- Exercise instructions -
#1 In the running column, which burger did the writer order at the brewery after the half-marathon?
#2 Reproduce the records word for word, from their first line up to and including the line that contains "value-cell: 31.5 xyxy=(1011,1224,1197,1388)".

ColumnCan I have a side of fries with that run?
“Can we get burgers and beer?”
These are words that rarely come out of my mouth. Burgers and beer are a far stretch from kale smoothies and quinoa after all.
But burgers – real burgers – are good. Especially when you’ve worked for them. So after a half-marathon this weekend, my friend Megan and I deemed IPAs and burgers on the outdoor patio at the local brewery a must.
I didn’t opt for the lamb, artichoke and chevre version (there was one), or even the pub specialty, I went for the simplest burger on the menu: beef, lettuce, onions and tomato. No cheese. Just a straight up hamburger. No sea salt, or artisan blue cheese or fried egg or even cured bacon. Just a burger. Remember those?
“This is the best thing I have ever eaten,” I said matter of factly.
Now before everyone freaks out about me eating a burger (Gasp! But there’s gluten!) and fries (Gasp! They’re not even made from sweet potatoes!), let me explain, and keep in mind that when all is said and done, I did come home to some vegan chocolate mousse. Was a regular burger really the best thing I had ever eaten? Certainly not. Are burgers even my favorite food? Far from it. But in that moment it was, because post-half marathon, much like post any kind of physical activity, food, even water, tastes better.

Rows from a dataset:
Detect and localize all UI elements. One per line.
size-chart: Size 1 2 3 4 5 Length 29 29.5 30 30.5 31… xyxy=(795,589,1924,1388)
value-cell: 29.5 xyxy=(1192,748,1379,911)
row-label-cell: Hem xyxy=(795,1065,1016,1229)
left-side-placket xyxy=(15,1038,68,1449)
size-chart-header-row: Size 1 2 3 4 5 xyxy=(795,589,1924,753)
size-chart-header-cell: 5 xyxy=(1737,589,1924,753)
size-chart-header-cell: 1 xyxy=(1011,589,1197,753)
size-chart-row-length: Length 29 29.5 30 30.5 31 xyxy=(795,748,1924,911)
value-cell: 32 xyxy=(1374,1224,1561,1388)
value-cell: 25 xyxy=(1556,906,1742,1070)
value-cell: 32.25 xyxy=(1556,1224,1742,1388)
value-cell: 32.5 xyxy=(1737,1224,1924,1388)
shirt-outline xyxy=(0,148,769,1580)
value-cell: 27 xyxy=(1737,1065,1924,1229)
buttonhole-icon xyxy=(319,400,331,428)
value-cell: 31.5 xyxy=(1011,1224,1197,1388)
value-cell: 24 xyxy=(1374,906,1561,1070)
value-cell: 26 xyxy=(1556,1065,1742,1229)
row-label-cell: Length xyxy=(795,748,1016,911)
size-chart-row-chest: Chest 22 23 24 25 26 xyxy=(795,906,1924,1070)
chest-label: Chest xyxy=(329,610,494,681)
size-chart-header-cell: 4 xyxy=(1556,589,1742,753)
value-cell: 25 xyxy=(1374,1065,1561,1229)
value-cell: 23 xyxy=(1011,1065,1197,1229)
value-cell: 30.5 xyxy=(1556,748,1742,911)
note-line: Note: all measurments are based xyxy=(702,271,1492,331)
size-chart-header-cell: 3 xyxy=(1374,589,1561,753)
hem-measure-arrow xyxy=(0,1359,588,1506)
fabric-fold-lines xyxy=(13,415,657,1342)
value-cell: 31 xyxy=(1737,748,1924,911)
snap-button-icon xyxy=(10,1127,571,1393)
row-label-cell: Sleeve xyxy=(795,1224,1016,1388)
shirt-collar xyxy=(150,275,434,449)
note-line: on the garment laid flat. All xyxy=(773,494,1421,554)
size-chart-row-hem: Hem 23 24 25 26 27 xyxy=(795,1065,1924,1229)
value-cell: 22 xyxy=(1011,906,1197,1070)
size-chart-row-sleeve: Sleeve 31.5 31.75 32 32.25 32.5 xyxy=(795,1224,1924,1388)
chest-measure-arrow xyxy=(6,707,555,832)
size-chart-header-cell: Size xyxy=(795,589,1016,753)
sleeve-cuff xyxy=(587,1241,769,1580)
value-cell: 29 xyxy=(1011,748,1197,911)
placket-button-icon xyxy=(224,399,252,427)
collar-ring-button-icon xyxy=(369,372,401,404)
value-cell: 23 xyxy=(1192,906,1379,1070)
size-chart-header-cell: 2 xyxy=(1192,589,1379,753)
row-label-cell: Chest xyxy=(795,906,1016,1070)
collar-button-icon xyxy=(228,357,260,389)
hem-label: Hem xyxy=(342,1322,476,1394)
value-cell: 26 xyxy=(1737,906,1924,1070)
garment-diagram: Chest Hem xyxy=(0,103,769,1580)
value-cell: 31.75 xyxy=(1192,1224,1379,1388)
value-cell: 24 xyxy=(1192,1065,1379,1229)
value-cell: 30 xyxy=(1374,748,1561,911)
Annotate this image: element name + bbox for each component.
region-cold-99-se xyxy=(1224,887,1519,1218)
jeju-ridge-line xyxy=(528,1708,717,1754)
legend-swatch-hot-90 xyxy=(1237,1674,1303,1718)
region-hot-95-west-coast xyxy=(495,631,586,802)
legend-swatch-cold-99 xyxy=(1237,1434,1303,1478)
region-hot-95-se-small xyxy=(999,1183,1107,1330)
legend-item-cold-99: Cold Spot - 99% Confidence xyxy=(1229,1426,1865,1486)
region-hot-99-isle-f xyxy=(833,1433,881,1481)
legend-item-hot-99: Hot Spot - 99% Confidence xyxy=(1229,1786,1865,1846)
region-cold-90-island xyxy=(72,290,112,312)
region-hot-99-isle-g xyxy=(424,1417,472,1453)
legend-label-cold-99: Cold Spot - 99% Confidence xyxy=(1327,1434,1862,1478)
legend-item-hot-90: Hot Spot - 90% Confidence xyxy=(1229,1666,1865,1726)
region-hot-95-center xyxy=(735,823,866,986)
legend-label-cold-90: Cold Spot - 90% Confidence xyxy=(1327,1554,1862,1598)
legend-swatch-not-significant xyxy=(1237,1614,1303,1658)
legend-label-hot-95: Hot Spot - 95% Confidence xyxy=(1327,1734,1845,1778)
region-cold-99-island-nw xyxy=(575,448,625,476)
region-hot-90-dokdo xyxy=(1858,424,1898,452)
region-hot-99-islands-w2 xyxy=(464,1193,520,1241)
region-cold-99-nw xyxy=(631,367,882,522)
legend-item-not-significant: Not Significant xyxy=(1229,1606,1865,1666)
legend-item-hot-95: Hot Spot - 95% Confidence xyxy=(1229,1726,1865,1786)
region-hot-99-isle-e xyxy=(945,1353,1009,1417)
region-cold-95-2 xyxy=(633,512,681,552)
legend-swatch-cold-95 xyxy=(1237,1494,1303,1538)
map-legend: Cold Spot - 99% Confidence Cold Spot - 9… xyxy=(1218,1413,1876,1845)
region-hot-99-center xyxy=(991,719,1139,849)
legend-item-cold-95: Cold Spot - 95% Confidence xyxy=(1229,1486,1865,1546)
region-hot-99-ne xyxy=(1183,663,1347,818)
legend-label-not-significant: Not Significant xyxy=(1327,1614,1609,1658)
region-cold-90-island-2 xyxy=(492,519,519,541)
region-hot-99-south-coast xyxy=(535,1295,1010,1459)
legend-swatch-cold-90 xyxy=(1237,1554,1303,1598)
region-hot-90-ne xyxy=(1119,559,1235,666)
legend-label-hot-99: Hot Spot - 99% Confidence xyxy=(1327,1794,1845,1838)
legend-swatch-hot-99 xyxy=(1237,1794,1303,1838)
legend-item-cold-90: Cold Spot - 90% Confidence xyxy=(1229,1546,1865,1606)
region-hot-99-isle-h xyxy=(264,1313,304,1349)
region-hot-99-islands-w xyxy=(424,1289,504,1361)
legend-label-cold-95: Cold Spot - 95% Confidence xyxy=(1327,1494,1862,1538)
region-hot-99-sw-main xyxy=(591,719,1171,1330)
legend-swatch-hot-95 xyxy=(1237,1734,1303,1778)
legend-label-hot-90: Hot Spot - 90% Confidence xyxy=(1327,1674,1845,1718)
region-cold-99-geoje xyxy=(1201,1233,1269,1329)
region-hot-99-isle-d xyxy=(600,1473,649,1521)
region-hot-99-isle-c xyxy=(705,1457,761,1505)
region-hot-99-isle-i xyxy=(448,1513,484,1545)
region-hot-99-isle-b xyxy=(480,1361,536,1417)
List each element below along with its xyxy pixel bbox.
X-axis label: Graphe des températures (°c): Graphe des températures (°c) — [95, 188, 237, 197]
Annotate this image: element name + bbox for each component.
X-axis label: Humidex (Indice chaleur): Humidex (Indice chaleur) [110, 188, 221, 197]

- Expected outputs -
#1 The simplest burger on the menu: beef, lettuce, onions and tomato, with no cheese.

#2
Detect and localize all UI elements. One per line.
size-chart: Size 1 2 3 4 5 Length 29 29.5 30 30.5 31… xyxy=(795,589,1924,1388)
value-cell: 29.5 xyxy=(1192,748,1379,911)
row-label-cell: Hem xyxy=(795,1065,1016,1229)
left-side-placket xyxy=(15,1038,68,1449)
size-chart-header-row: Size 1 2 3 4 5 xyxy=(795,589,1924,753)
size-chart-header-cell: 5 xyxy=(1737,589,1924,753)
size-chart-header-cell: 1 xyxy=(1011,589,1197,753)
size-chart-row-length: Length 29 29.5 30 30.5 31 xyxy=(795,748,1924,911)
value-cell: 32 xyxy=(1374,1224,1561,1388)
value-cell: 25 xyxy=(1556,906,1742,1070)
value-cell: 32.25 xyxy=(1556,1224,1742,1388)
value-cell: 32.5 xyxy=(1737,1224,1924,1388)
shirt-outline xyxy=(0,148,769,1580)
value-cell: 27 xyxy=(1737,1065,1924,1229)
buttonhole-icon xyxy=(319,400,331,428)
value-cell: 31.5 xyxy=(1011,1224,1197,1388)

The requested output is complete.